Work to be completed ::
Filter out every line below that lacks "than", and copy the rest.

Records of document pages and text

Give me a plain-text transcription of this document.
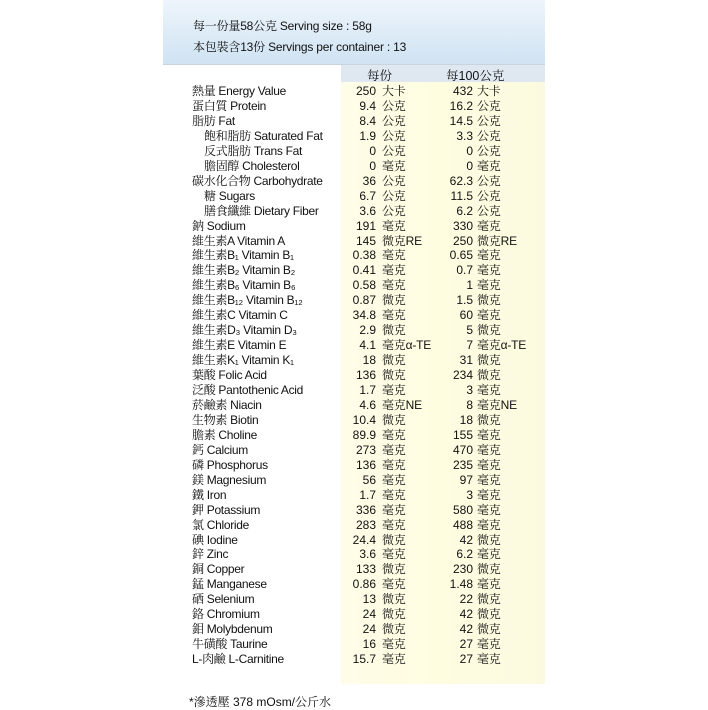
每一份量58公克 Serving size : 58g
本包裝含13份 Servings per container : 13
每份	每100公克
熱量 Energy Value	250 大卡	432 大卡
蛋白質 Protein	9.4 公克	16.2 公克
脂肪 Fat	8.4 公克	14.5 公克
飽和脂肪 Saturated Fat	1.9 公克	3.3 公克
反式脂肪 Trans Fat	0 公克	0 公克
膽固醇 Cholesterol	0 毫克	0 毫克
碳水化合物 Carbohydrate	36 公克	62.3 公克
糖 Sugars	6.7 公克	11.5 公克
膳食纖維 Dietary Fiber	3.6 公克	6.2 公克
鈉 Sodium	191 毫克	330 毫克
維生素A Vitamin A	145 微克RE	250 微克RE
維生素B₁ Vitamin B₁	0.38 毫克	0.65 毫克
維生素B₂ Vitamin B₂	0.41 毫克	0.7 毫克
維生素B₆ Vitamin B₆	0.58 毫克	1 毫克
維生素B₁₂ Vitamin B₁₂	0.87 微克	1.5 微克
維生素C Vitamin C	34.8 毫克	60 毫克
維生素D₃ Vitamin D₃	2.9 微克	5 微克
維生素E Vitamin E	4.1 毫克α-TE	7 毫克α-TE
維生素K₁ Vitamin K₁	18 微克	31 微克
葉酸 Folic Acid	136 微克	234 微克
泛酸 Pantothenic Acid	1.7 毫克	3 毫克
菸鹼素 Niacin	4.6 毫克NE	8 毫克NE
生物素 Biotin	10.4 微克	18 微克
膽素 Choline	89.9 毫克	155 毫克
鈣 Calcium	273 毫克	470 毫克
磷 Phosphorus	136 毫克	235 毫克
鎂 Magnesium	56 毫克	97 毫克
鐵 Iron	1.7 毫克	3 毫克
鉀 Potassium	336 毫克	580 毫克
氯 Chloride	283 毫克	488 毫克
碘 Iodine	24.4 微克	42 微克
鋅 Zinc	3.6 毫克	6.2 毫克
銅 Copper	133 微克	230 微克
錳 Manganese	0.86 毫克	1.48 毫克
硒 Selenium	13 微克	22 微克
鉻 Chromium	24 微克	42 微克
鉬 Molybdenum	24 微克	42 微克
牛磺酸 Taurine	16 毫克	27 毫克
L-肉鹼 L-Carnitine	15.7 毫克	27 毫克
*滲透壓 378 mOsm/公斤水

...

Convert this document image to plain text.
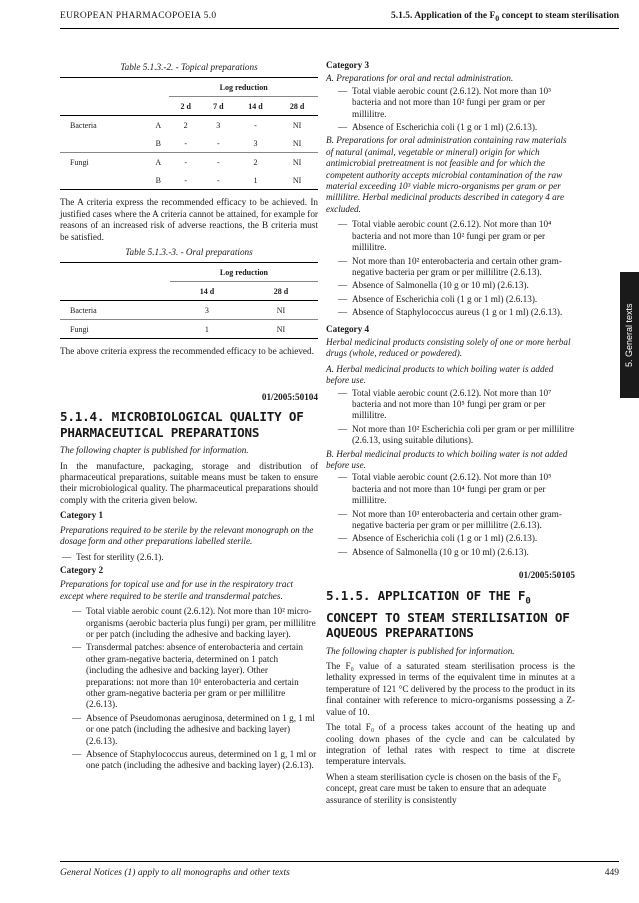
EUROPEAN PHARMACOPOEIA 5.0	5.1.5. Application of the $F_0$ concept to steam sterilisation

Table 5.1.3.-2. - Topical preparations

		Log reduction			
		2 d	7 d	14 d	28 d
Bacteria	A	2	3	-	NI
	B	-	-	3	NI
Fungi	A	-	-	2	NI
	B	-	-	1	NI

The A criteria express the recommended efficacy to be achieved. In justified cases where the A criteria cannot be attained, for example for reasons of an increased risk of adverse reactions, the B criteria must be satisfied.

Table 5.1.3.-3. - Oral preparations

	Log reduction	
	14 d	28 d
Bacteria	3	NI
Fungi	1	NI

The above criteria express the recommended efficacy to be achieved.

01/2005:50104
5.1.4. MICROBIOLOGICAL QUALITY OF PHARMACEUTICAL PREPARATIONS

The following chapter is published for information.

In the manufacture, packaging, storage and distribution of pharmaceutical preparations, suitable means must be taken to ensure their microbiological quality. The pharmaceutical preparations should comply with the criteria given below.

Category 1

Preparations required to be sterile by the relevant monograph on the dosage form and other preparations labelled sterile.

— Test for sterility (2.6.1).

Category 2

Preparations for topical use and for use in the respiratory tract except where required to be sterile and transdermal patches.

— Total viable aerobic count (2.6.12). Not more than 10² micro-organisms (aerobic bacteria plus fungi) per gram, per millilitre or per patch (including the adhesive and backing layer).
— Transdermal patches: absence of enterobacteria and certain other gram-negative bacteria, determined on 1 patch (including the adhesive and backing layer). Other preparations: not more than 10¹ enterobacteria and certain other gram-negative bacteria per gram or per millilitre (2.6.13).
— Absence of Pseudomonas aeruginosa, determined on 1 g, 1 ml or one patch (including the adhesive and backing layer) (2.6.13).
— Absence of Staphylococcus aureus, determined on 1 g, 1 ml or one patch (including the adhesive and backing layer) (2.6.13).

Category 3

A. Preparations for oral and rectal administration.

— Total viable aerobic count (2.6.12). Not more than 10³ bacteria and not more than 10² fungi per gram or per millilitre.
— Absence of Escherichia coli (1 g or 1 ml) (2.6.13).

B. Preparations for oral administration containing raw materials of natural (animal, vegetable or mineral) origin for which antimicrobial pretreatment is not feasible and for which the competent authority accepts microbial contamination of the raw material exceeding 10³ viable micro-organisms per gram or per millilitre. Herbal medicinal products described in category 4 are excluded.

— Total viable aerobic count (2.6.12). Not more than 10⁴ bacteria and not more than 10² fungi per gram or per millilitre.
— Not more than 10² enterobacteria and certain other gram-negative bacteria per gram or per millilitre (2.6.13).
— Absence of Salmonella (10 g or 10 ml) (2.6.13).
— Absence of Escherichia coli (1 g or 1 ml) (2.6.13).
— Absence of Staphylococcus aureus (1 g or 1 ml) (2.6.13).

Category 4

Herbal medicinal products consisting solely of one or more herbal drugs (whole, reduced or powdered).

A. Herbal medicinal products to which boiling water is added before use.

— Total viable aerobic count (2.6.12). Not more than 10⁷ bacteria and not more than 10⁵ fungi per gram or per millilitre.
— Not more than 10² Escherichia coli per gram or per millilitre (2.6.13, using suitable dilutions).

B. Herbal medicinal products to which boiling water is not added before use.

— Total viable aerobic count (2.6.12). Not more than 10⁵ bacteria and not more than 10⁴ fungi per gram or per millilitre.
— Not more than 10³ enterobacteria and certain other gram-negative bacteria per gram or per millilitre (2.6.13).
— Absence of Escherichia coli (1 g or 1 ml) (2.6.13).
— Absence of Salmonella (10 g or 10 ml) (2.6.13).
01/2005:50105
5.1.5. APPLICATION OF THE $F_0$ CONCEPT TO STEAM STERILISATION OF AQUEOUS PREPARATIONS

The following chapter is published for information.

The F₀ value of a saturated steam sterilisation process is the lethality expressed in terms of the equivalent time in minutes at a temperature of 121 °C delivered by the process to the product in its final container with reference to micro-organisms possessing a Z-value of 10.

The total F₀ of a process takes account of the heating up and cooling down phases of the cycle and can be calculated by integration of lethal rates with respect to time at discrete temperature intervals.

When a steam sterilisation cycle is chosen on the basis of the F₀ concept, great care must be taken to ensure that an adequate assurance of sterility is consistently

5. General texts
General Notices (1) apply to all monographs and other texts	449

==

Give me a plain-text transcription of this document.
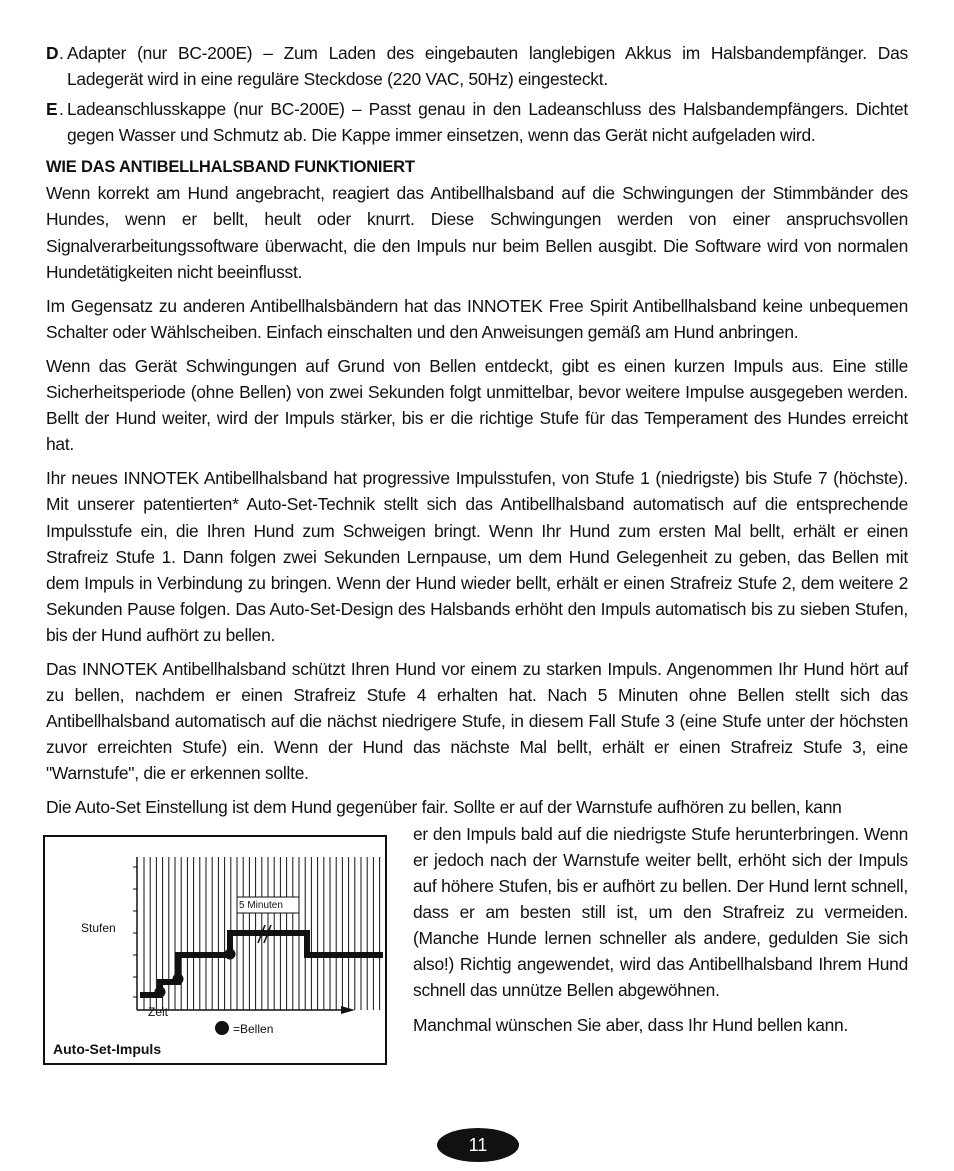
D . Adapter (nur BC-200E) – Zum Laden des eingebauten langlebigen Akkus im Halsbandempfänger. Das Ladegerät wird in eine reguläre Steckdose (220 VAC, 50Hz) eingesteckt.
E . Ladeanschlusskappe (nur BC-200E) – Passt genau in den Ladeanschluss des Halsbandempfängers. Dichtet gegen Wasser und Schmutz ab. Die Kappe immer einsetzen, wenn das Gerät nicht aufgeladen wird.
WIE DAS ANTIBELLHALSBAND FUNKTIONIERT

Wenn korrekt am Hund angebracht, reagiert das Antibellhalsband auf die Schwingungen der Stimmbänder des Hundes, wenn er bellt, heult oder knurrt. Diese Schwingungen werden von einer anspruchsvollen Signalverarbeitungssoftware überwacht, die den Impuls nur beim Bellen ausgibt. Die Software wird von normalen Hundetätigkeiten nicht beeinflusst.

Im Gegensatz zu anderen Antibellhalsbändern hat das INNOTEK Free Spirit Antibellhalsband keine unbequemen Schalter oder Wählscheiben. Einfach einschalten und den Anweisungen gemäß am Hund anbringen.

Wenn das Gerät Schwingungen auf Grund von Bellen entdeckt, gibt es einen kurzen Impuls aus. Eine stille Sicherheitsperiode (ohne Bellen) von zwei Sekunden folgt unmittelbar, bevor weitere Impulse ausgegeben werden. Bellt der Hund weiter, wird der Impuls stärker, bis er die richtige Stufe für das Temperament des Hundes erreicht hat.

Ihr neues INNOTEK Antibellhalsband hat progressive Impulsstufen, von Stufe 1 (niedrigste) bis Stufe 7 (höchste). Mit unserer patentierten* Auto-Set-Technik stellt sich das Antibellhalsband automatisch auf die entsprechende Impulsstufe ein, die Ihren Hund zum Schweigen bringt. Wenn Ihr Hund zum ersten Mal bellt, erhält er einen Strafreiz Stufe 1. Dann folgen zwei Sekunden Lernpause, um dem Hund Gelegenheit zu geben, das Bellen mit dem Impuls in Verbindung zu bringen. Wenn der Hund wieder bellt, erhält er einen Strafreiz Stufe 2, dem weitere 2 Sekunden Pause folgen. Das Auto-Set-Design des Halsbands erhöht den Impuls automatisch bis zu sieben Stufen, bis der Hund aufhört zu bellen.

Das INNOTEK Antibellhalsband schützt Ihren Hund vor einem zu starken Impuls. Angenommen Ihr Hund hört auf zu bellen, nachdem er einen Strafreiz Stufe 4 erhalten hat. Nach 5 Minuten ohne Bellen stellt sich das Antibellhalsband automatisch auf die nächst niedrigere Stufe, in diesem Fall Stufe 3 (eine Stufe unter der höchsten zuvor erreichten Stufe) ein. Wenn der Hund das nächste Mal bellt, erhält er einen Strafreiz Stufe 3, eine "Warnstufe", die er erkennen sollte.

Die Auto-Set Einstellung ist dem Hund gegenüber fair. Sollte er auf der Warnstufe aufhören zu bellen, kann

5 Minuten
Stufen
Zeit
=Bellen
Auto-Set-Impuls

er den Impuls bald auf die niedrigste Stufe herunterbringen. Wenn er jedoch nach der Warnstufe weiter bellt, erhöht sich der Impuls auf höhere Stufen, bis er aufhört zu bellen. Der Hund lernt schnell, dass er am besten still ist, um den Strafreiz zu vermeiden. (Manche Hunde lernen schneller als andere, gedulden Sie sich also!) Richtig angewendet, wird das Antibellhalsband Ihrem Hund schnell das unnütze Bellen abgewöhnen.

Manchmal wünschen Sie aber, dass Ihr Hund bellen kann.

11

Answer section ::
— Total viable aerobic count (2.6.12). Not more than 10² micro-organisms (aerobic bacteria plus fungi) per gram, per millilitre or per patch (including the adhesive and backing layer).
— Transdermal patches: absence of enterobacteria and certain other gram-negative bacteria, determined on 1 patch (including the adhesive and backing layer). Other preparations: not more than 10¹ enterobacteria and certain other gram-negative bacteria per gram or per millilitre (2.6.13).
— Total viable aerobic count (2.6.12). Not more than 10³ bacteria and not more than 10² fungi per gram or per millilitre.
— Total viable aerobic count (2.6.12). Not more than 10⁴ bacteria and not more than 10² fungi per gram or per millilitre.
— Not more than 10² enterobacteria and certain other gram-negative bacteria per gram or per millilitre (2.6.13).
— Total viable aerobic count (2.6.12). Not more than 10⁷ bacteria and not more than 10⁵ fungi per gram or per millilitre.
— Not more than 10² Escherichia coli per gram or per millilitre (2.6.13, using suitable dilutions).
— Total viable aerobic count (2.6.12). Not more than 10⁵ bacteria and not more than 10⁴ fungi per gram or per millilitre.
— Not more than 10³ enterobacteria and certain other gram-negative bacteria per gram or per millilitre (2.6.13).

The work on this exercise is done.